▶ Exercise details
In the records below, find each line containing the word "yesth" and copy it.
────────────────────
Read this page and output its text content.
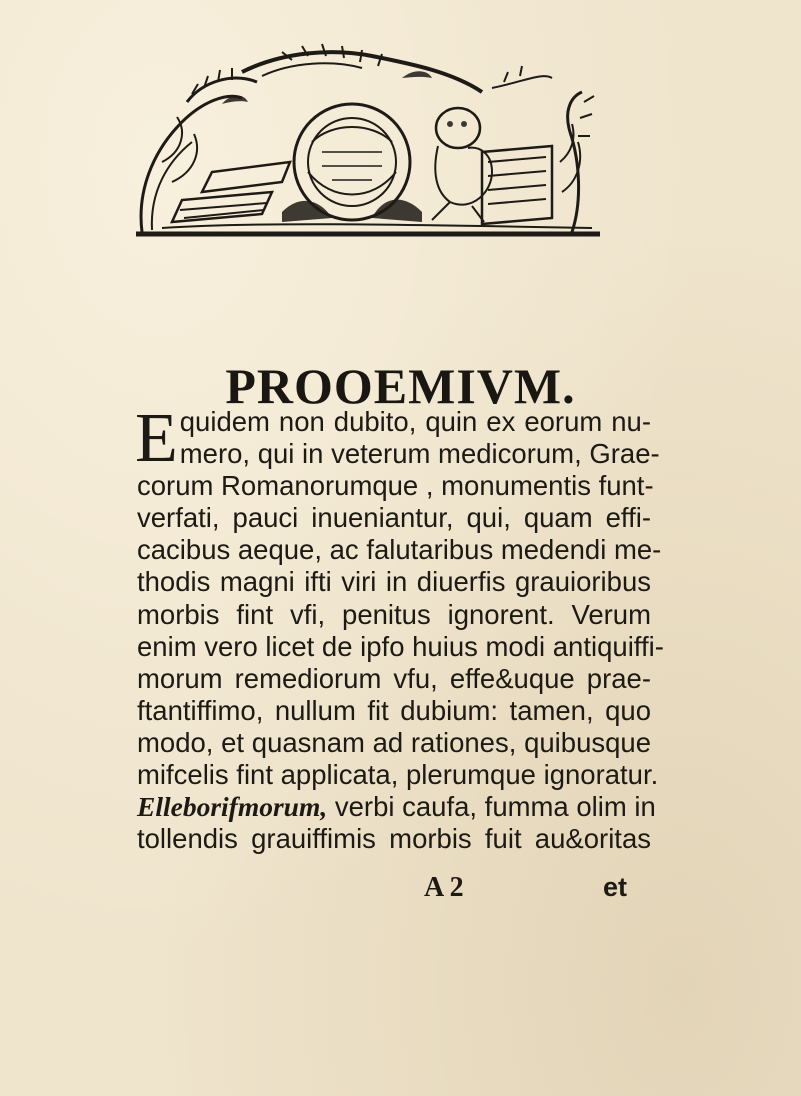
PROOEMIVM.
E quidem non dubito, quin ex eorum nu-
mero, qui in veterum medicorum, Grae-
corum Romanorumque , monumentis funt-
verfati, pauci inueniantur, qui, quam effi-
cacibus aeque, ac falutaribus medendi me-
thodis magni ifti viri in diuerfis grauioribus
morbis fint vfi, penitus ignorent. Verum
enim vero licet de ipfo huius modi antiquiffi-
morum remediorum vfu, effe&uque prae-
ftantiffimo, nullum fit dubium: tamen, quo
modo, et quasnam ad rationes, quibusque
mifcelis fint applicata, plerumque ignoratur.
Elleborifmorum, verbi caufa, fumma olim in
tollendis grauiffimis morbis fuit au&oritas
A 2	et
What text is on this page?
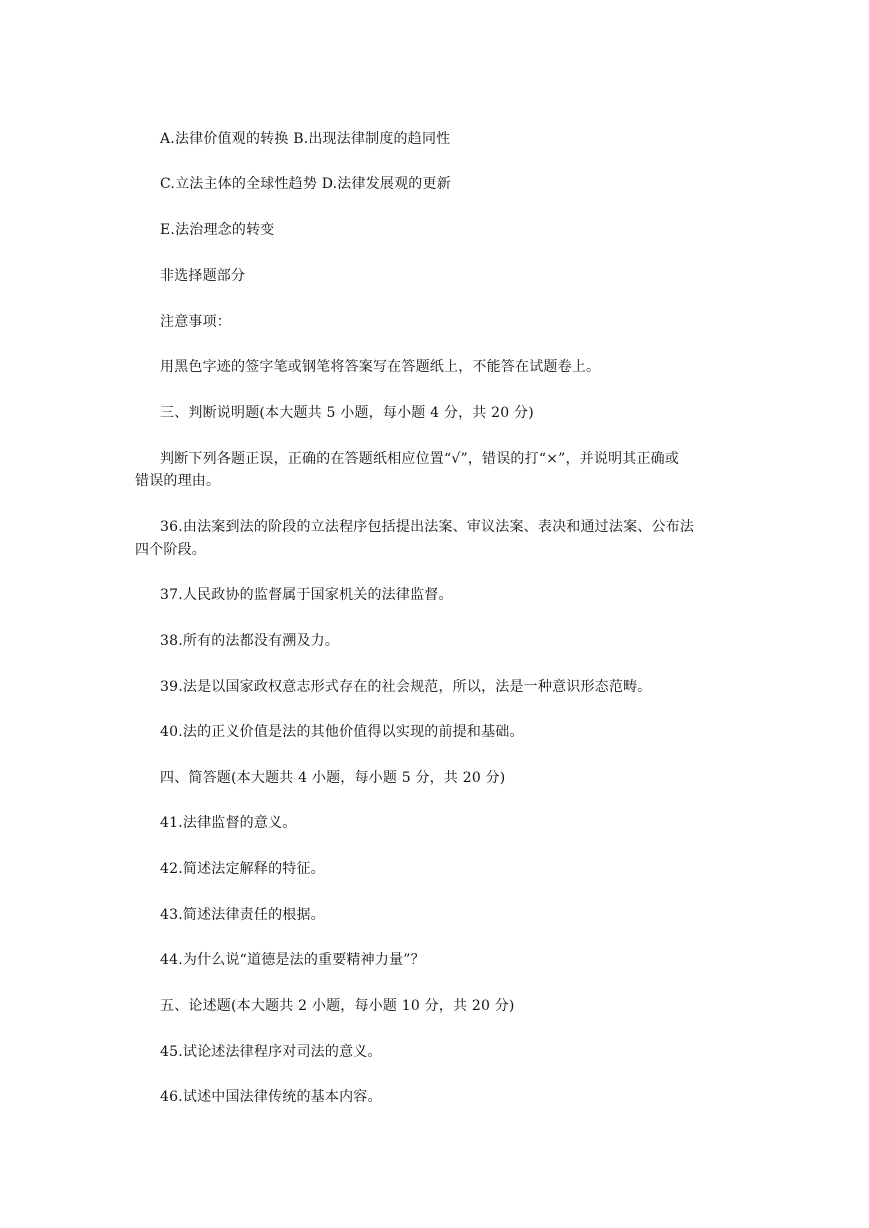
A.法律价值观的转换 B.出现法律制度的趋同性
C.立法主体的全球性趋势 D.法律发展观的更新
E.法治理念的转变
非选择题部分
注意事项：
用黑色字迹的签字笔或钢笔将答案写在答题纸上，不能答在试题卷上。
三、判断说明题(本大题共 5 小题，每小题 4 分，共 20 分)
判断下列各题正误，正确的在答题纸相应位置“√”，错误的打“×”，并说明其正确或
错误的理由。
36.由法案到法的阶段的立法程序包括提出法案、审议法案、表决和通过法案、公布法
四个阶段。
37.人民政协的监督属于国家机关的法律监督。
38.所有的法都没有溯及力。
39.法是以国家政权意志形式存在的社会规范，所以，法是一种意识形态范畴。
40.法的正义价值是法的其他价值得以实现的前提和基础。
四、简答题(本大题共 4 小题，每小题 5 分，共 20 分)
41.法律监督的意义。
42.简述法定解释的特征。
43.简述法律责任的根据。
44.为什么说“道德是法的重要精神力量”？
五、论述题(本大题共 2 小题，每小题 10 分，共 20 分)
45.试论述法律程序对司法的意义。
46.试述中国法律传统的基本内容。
────────────────────
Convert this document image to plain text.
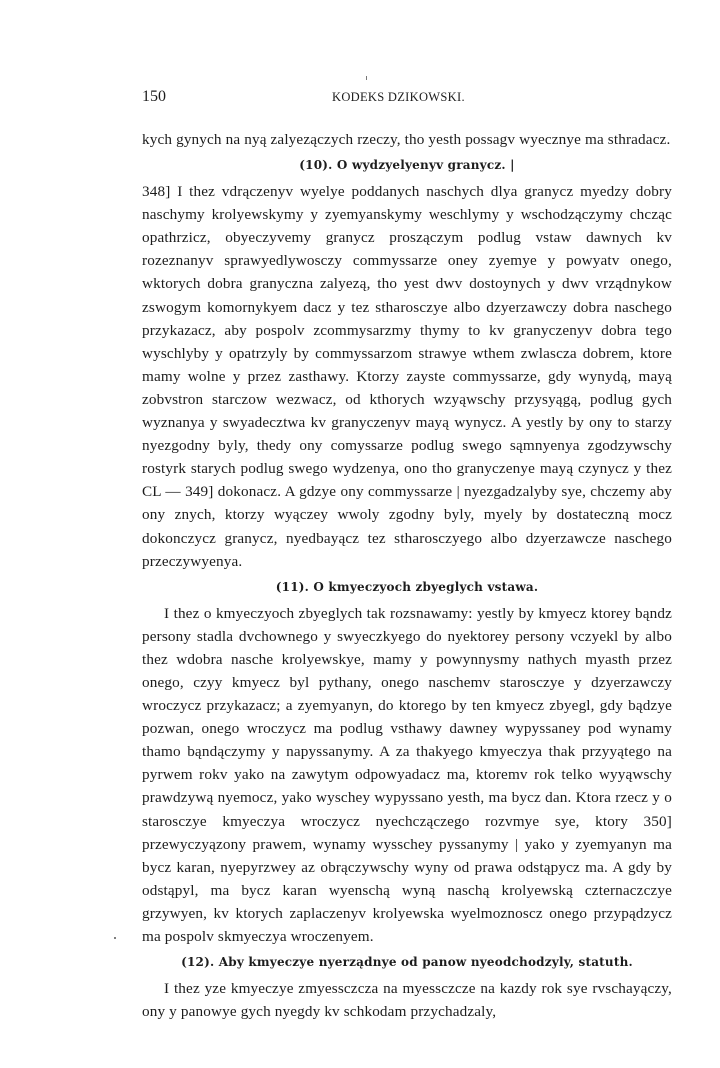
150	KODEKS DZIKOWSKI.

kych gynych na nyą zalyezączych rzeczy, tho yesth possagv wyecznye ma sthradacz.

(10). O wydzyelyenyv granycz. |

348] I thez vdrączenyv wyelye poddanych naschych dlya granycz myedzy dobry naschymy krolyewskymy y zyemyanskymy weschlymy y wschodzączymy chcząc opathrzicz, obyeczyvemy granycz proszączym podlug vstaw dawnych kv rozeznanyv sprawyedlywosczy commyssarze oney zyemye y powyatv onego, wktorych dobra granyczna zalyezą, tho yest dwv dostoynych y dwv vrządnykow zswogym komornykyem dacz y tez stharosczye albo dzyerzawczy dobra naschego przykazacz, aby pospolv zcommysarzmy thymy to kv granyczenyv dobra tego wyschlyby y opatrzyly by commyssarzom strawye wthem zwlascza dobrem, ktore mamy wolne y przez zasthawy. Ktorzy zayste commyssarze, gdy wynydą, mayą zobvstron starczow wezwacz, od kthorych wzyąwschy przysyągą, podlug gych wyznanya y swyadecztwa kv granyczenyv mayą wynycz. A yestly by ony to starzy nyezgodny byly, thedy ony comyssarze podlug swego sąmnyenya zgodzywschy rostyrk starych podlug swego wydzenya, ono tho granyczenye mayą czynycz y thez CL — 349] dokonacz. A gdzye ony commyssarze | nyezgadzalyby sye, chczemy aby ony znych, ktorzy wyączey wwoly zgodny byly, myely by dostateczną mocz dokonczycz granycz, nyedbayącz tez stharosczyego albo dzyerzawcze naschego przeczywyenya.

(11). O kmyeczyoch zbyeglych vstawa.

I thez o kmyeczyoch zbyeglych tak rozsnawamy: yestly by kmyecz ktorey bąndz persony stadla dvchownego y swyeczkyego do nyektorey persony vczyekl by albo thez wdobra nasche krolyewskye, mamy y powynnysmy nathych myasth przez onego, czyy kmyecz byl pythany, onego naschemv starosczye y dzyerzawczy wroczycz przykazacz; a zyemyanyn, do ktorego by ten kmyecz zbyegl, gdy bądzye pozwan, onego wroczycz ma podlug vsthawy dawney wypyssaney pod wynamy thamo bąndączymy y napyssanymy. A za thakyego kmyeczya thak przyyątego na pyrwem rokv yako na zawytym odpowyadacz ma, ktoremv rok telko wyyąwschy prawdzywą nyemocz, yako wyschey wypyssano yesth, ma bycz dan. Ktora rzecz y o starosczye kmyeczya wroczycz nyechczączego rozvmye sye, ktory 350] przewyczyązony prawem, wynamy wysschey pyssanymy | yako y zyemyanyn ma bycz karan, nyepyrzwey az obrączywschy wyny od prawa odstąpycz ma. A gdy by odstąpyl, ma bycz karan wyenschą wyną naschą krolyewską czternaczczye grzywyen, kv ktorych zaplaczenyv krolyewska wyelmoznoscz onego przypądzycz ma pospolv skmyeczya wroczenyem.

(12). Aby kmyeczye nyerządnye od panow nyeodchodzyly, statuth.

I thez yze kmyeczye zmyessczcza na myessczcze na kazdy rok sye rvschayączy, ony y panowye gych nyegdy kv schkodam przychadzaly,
────────────────────
▶ Answer to this task
kych gynych na nyą zalyezączych rzeczy, tho yesth possagv wyecznye ma sthradacz.
I thez o kmyeczyoch zbyeglych tak rozsnawamy: yestly by kmyecz ktorey bąndz persony stadla dvchownego y swyeczkyego do nyektorey persony vczyekl by albo thez wdobra nasche krolyewskye, mamy y powynnysmy nathych myasth przez onego, czyy kmyecz byl pythany, onego naschemv starosczye y dzyerzawczy wroczycz przykazacz; a zyemyanyn, do ktorego by ten kmyecz zbyegl, gdy bądzye pozwan, onego wroczycz ma podlug vsthawy dawney wypyssaney pod wynamy thamo bąndączymy y napyssanymy. A za thakyego kmyeczya thak przyyątego na pyrwem rokv yako na zawytym odpowyadacz ma, ktoremv rok telko wyyąwschy prawdzywą nyemocz, yako wyschey wypyssano yesth, ma bycz dan. Ktora rzecz y o starosczye kmyeczya wroczycz nyechczączego rozvmye sye, ktory 350] przewyczyązony prawem, wynamy wysschey pyssanymy | yako y zyemyanyn ma bycz karan, nyepyrzwey az obrączywschy wyny od prawa odstąpycz ma. A gdy by odstąpyl, ma bycz karan wyenschą wyną naschą krolyewską czternaczczye grzywyen, kv ktorych zaplaczenyv krolyewska wyelmoznoscz onego przypądzycz ma pospolv skmyeczya wroczenyem.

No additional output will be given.